What is required |
In the entries, find all lines that hold the word "JSON" and copy them.

---------- Stored records

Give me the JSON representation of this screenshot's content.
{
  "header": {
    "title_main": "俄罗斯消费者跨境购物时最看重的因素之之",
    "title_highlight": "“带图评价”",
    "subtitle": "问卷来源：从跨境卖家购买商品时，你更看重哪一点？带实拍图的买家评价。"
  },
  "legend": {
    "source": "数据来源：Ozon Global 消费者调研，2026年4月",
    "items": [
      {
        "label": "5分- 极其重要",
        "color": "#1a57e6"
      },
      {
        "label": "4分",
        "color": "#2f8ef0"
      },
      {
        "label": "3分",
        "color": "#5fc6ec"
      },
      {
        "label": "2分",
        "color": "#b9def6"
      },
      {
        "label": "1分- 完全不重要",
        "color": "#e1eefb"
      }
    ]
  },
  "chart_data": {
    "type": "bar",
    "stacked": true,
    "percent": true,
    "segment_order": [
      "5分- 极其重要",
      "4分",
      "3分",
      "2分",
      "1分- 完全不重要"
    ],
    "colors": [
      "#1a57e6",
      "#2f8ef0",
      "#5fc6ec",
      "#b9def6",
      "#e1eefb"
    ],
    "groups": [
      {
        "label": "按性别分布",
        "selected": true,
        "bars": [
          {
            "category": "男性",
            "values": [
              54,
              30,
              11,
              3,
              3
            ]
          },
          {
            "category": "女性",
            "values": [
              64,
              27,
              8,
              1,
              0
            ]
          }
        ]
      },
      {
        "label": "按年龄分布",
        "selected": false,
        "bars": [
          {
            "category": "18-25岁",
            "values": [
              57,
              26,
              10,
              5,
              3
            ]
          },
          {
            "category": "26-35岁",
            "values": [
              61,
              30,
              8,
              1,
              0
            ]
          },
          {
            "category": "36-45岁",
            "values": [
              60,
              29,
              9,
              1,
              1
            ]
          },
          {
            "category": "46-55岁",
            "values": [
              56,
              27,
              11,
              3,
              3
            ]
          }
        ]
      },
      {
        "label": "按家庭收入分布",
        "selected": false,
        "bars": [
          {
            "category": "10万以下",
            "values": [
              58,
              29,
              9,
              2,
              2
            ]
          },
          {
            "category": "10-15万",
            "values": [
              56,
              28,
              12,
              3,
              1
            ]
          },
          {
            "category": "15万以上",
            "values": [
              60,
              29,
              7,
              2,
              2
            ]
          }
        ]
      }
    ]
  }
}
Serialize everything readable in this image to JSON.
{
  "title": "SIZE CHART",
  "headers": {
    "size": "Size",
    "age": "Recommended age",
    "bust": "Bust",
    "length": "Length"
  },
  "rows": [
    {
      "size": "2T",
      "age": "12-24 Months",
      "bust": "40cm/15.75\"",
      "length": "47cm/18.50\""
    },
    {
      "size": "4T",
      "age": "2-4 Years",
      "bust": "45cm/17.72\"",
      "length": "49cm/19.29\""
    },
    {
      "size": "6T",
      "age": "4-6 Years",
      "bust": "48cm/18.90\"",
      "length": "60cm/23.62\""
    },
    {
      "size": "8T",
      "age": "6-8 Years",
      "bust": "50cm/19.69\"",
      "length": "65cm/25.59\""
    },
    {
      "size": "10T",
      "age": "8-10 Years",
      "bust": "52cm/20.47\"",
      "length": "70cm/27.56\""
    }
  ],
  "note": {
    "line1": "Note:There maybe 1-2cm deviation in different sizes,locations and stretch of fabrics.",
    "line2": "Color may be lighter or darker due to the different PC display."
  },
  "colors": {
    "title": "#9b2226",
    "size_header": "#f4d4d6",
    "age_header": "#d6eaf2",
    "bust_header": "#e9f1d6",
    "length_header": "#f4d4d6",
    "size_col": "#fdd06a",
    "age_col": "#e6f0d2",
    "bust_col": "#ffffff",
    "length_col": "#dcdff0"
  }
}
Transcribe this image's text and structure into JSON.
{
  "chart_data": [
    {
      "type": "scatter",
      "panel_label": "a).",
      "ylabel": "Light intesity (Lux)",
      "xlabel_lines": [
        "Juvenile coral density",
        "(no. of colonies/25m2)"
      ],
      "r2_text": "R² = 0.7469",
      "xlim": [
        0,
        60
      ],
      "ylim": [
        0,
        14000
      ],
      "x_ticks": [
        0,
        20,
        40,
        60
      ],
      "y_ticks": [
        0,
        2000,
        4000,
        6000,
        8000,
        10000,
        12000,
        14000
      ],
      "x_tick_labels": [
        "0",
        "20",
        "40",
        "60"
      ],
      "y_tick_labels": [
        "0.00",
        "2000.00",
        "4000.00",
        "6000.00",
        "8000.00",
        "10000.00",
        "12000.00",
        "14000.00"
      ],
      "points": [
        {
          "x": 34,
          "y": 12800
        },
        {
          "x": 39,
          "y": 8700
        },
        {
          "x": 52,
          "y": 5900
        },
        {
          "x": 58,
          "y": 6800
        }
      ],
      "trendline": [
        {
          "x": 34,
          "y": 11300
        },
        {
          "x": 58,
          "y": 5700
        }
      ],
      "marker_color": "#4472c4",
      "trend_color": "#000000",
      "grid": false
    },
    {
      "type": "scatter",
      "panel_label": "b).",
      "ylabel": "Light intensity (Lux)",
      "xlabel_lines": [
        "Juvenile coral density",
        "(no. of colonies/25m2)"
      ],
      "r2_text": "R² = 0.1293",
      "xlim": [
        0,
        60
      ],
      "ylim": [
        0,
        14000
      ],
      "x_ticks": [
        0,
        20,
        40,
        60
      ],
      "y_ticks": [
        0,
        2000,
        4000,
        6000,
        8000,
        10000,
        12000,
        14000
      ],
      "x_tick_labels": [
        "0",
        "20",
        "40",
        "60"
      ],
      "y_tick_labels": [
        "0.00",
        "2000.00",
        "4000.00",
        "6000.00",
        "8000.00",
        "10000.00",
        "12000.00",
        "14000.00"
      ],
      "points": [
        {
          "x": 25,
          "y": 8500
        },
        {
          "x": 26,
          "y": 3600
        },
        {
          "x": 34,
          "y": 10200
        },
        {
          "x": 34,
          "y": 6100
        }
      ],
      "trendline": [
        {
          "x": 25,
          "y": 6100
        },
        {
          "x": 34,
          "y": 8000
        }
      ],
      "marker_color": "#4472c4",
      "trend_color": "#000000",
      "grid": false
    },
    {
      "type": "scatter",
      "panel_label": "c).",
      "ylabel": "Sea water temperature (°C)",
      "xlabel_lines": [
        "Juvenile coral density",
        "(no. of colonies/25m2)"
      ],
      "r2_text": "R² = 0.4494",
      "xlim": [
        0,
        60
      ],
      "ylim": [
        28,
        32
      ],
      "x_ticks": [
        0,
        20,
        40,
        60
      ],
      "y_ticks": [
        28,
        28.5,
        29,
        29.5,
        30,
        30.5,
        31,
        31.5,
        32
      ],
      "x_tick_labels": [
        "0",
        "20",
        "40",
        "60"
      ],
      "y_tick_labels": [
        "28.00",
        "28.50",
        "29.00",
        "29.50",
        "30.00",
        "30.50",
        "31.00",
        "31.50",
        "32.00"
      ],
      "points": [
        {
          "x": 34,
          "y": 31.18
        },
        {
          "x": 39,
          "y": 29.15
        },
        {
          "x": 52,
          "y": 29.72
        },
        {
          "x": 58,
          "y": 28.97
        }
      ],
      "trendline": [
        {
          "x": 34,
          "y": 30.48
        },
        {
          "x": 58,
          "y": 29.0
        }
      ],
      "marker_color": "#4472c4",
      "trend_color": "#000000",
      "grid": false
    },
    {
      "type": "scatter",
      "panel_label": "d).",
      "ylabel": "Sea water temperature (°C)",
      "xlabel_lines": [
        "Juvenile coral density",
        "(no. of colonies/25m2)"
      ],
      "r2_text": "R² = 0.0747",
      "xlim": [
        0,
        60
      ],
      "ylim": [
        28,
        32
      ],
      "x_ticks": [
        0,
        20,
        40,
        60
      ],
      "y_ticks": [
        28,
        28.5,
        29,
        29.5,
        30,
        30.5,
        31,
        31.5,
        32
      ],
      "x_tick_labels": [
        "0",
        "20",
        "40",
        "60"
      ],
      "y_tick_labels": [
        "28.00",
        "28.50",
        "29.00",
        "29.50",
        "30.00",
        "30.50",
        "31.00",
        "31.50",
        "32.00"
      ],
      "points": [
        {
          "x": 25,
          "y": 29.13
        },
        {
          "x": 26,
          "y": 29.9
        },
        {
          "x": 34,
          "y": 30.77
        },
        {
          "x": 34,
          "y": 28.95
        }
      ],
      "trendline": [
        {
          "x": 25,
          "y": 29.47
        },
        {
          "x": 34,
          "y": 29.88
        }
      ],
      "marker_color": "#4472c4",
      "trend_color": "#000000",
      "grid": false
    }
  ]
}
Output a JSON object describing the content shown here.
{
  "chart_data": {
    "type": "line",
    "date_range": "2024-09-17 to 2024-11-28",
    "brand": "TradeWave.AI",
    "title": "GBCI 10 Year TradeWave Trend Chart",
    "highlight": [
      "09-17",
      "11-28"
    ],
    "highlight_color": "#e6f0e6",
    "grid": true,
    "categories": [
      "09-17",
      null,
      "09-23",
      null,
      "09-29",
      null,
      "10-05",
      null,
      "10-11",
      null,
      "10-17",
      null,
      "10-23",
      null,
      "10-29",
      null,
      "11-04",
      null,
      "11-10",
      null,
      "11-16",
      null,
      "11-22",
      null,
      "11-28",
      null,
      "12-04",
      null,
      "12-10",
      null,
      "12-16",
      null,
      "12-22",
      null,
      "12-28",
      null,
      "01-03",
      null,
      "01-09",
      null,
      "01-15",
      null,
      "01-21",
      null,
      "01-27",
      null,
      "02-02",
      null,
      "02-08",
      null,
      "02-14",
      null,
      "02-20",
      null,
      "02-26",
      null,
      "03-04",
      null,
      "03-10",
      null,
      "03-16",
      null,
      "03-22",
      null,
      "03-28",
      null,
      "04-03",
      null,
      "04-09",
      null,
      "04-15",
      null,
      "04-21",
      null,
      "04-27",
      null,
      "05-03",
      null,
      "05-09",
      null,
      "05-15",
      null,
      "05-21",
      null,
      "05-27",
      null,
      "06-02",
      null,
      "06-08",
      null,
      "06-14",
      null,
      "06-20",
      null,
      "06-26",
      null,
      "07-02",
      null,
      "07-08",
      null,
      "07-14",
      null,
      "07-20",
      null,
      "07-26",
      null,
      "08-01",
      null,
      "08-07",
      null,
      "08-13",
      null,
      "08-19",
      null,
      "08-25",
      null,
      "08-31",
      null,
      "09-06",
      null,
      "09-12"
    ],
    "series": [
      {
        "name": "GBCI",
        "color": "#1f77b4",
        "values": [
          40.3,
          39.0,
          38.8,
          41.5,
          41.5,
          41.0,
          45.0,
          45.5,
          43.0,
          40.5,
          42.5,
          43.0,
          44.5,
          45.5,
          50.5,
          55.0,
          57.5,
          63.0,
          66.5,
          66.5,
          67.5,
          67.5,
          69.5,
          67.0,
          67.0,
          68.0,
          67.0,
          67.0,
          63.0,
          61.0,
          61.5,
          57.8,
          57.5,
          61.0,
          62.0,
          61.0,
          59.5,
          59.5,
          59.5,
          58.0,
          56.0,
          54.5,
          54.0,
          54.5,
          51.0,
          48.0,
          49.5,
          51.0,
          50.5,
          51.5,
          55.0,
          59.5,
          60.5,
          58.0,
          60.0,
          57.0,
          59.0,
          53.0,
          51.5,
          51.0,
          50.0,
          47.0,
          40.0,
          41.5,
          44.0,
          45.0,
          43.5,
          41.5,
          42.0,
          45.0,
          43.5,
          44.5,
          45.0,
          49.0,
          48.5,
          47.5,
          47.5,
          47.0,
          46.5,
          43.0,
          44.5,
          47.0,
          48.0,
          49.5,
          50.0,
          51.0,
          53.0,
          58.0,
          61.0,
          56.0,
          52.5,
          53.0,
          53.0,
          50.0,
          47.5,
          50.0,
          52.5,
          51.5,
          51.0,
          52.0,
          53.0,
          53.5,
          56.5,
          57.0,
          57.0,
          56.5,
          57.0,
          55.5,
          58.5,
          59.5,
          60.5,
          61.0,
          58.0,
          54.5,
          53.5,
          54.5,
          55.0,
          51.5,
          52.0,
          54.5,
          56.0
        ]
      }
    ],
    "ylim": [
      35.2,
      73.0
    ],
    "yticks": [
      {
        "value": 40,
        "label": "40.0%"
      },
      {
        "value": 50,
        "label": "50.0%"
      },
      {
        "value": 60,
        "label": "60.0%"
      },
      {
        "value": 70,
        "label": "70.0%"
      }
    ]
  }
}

--------------------

Result for this exercise |
Give me the JSON representation of this screenshot's content.
Serialize everything readable in this image to JSON.
Transcribe this image's text and structure into JSON.
Output a JSON object describing the content shown here.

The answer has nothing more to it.